**What is asked:**
Wherever the string "marker" appears in a line, extract that line.

* Start Task material *

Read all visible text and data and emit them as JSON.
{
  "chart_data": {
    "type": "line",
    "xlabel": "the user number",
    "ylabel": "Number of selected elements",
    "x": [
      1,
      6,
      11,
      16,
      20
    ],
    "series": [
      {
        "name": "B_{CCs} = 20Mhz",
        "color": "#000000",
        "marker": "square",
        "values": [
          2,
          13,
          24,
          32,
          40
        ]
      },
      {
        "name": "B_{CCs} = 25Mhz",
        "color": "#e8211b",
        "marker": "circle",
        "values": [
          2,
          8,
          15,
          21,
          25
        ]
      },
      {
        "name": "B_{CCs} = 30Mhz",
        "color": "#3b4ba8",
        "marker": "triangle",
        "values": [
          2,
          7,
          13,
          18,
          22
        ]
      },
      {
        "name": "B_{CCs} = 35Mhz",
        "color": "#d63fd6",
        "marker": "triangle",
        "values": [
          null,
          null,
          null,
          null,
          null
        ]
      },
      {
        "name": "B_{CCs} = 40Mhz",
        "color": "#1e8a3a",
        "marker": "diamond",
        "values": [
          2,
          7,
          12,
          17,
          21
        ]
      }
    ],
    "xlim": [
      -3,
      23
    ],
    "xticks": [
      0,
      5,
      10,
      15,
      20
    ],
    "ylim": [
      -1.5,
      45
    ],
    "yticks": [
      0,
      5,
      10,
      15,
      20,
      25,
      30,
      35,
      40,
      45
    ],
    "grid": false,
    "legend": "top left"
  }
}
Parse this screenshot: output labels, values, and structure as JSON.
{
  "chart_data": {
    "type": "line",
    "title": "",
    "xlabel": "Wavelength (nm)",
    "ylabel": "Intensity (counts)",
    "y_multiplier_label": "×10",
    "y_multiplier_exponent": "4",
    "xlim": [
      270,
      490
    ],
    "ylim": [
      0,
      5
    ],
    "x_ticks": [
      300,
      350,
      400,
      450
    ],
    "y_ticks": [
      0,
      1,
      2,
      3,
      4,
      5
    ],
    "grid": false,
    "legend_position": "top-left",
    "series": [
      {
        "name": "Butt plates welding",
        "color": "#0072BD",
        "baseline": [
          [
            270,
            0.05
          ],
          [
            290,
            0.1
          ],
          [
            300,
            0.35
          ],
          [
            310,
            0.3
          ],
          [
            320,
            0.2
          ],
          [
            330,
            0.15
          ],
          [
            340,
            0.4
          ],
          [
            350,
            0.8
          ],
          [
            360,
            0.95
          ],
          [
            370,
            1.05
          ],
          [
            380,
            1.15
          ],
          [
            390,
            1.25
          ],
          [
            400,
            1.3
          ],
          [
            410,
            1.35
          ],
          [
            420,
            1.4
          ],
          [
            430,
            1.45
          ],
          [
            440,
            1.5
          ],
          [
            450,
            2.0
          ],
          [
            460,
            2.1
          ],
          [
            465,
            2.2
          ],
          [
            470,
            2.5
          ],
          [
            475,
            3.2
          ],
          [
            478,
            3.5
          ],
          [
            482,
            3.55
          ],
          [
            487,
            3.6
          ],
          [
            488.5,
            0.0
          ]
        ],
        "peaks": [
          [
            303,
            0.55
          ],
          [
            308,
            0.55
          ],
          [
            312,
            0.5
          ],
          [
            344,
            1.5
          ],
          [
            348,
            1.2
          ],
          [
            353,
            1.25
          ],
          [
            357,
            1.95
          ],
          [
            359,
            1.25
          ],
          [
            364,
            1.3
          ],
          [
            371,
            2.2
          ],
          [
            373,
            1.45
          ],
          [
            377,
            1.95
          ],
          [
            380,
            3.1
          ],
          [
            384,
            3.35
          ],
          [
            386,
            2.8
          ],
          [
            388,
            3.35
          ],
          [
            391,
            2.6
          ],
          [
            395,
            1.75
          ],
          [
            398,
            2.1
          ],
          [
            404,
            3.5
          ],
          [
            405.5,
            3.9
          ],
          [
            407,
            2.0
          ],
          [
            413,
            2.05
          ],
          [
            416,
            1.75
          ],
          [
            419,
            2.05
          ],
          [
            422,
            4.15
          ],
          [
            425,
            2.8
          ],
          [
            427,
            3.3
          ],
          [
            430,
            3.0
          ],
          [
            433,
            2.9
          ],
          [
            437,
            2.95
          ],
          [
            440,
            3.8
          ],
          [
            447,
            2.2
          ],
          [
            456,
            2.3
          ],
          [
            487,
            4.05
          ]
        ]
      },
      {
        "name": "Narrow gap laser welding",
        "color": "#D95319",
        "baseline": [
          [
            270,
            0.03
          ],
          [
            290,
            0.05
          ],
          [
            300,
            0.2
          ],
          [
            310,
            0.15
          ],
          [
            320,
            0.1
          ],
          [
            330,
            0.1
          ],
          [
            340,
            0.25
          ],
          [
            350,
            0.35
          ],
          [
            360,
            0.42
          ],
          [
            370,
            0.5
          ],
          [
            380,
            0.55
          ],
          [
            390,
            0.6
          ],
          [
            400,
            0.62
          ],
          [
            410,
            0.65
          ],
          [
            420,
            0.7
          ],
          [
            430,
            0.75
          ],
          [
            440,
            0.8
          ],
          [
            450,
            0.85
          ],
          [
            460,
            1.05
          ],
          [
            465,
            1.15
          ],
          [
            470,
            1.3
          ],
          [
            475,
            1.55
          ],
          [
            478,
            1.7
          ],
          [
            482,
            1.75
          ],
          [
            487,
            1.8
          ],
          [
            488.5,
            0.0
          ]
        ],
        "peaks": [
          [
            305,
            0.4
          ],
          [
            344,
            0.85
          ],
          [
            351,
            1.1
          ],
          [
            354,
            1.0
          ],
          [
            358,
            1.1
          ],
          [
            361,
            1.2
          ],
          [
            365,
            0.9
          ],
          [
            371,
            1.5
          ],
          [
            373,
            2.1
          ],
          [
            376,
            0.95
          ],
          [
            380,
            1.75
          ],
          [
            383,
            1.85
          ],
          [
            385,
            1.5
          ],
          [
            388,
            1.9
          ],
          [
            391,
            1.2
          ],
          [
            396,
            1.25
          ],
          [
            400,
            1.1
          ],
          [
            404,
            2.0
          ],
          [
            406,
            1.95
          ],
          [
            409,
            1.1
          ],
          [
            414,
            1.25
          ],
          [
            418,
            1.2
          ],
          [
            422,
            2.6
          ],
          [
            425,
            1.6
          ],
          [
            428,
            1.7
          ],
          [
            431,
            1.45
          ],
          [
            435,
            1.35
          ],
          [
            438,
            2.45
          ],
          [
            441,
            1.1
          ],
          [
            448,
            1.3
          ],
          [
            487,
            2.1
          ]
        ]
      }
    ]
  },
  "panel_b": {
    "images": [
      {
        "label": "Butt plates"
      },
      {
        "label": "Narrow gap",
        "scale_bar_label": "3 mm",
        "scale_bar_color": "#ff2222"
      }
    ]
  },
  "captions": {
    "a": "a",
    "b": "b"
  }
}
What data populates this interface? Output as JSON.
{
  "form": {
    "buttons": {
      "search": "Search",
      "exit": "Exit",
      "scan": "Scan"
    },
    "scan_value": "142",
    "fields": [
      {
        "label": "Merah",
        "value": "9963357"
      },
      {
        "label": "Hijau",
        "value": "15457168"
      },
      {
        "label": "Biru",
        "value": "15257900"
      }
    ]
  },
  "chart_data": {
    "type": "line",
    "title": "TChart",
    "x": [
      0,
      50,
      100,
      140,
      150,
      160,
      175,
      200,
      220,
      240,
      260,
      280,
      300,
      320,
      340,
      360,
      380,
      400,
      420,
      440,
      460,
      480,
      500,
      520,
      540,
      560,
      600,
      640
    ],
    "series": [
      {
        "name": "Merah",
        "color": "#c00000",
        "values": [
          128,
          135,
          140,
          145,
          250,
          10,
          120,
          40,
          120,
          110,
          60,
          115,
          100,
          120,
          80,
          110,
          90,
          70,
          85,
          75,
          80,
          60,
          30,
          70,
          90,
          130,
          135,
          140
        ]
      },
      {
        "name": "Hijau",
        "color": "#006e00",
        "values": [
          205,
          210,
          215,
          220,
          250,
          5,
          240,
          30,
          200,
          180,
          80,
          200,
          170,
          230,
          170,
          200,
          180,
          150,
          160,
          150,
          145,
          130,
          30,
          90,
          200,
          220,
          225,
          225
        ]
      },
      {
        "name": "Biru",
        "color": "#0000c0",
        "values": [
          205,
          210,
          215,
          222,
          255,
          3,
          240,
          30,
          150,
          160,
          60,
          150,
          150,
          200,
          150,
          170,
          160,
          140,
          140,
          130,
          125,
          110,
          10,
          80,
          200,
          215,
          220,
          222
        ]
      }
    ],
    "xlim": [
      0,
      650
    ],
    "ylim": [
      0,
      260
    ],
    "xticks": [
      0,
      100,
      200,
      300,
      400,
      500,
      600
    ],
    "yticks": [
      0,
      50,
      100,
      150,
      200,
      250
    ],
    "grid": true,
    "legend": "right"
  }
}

* End Task material *

**Answer below:**
        "marker": "square",
        "marker": "circle",
        "marker": "triangle",
        "marker": "triangle",
        "marker": "diamond",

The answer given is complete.